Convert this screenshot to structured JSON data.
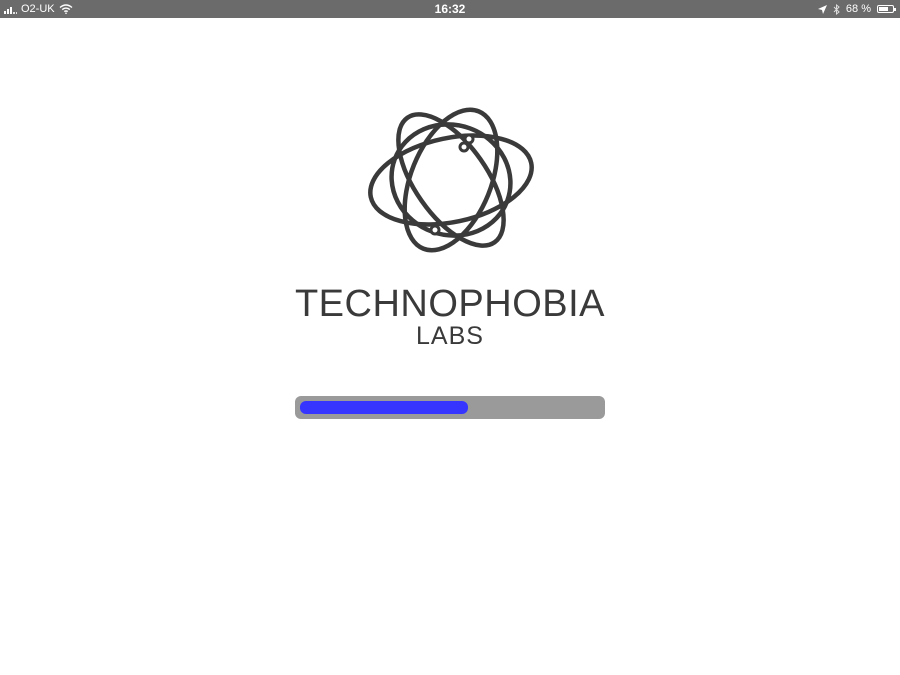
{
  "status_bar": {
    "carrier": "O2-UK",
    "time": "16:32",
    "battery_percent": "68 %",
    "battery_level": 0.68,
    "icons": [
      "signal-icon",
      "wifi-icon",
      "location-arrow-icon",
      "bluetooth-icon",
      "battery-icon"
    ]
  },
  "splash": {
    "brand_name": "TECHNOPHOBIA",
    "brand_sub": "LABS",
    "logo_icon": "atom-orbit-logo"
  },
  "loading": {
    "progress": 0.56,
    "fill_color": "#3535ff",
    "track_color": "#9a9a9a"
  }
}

▸ **Work to be completed**: Quote every record above exactly, omitting any pictures they contain.

▸ **Solution for this exercise**:
Convert this screenshot to structured JSON data.
{
  "status_bar": {
    "carrier": "O2-UK",
    "time": "16:32",
    "battery_percent": "68 %",
    "battery_level": 0.68,
    "icons": [
      "signal-icon",
      "wifi-icon",
      "location-arrow-icon",
      "bluetooth-icon",
      "battery-icon"
    ]
  },
  "splash": {
    "brand_name": "TECHNOPHOBIA",
    "brand_sub": "LABS",
    "logo_icon": "atom-orbit-logo"
  },
  "loading": {
    "progress": 0.56,
    "fill_color": "#3535ff",
    "track_color": "#9a9a9a"
  }
}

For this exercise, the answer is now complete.